— Start Material —

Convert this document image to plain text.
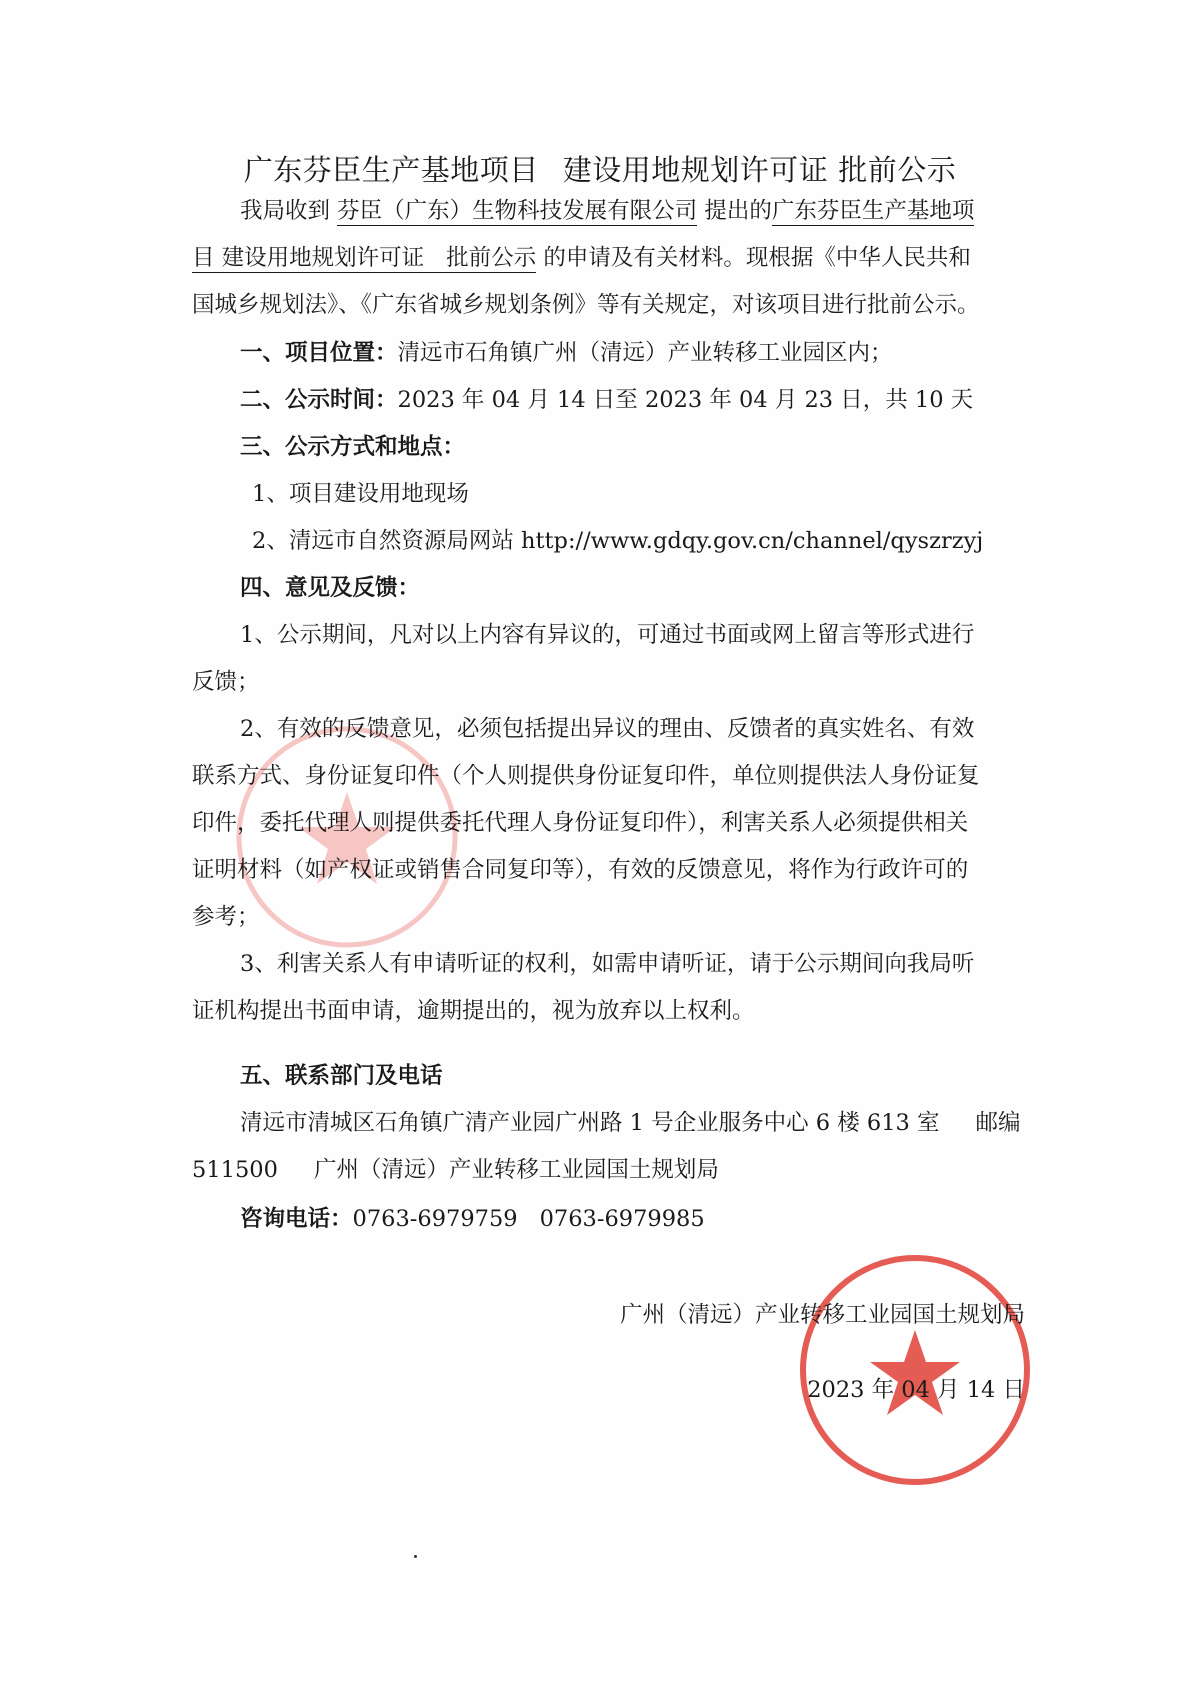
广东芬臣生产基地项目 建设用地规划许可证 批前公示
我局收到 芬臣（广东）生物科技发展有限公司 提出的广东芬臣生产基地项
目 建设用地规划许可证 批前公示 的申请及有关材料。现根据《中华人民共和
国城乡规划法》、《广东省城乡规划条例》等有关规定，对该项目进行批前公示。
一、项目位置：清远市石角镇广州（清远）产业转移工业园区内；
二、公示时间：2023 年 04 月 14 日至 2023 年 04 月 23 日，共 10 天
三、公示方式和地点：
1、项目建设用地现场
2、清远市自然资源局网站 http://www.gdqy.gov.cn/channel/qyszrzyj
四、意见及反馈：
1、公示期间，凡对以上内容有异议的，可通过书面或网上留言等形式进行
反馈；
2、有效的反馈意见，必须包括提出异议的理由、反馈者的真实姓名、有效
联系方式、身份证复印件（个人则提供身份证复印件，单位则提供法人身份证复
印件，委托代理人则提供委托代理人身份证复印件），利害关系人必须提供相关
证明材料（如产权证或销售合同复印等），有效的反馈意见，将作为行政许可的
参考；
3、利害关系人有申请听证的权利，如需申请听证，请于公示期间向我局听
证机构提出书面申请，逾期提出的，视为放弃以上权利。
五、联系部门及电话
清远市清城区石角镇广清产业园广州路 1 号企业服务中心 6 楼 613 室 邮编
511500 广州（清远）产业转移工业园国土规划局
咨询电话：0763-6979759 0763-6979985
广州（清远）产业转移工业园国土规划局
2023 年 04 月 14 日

— End Material —
— Start Material —

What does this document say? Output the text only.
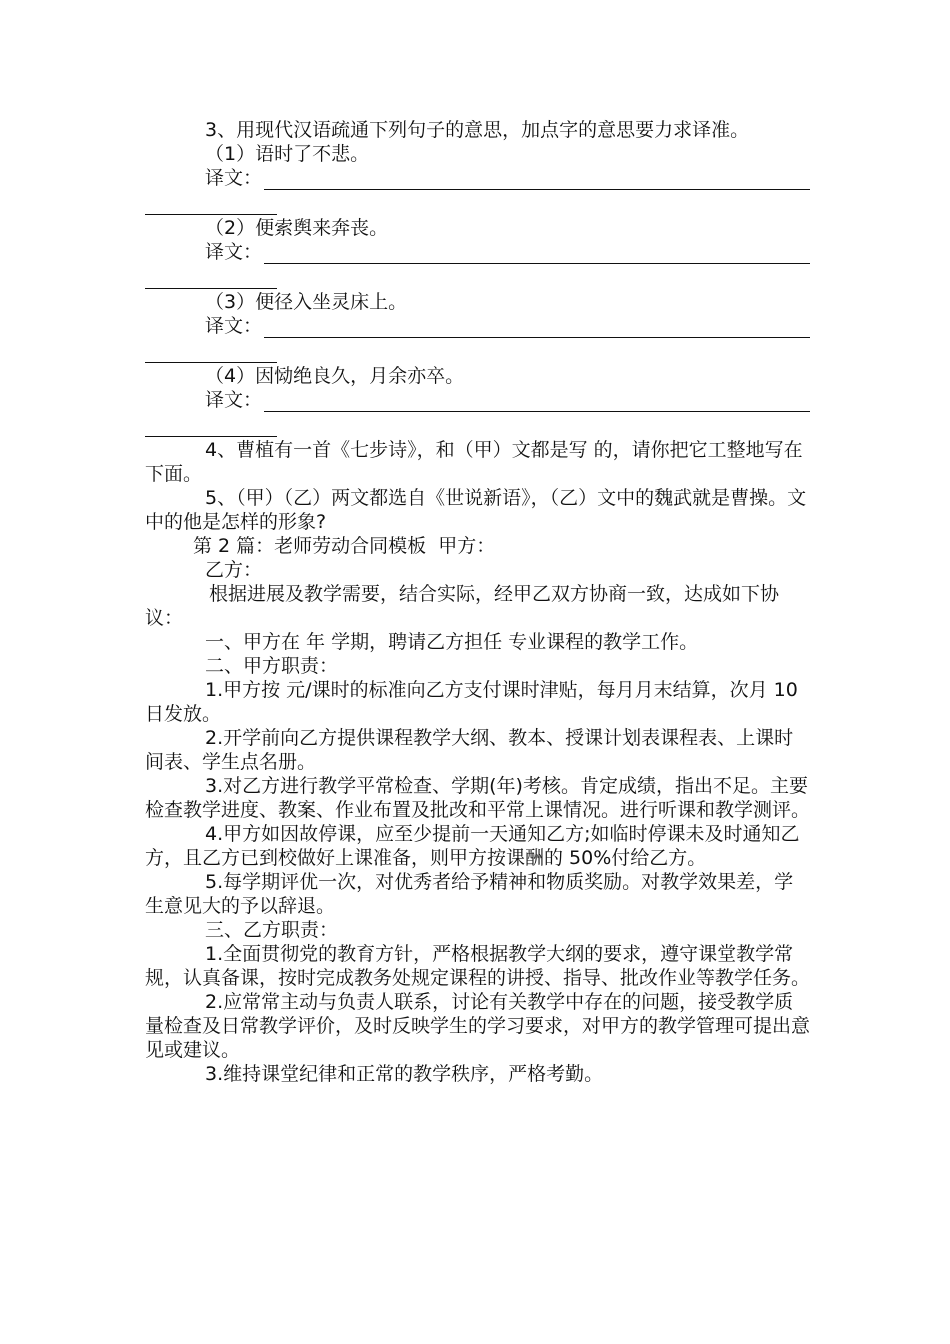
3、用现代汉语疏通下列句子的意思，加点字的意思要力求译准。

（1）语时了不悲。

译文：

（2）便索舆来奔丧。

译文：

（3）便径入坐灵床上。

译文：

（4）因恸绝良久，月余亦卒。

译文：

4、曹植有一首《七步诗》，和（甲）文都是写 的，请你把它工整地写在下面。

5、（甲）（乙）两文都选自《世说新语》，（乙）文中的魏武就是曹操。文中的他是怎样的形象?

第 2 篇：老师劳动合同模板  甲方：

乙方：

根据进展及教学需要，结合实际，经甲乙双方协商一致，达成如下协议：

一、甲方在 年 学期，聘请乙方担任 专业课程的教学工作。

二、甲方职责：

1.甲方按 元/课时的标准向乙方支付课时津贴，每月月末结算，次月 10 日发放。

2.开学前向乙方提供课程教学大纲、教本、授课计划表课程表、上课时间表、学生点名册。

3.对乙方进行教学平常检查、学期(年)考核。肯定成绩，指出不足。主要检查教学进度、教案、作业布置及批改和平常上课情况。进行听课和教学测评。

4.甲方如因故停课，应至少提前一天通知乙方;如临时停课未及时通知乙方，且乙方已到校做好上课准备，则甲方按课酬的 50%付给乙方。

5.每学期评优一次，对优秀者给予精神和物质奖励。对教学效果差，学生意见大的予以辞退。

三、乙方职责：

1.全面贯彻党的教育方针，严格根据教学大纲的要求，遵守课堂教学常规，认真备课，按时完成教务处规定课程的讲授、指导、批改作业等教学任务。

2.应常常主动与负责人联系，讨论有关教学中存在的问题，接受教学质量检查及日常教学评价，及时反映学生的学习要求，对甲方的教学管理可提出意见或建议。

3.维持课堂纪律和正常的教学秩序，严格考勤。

— End Material —

(Exercise):
Tally the lines of the data that hold the string "产业转移工业园国土规划局". Answer with the number and nothing more.

(Solution to the exercise):
2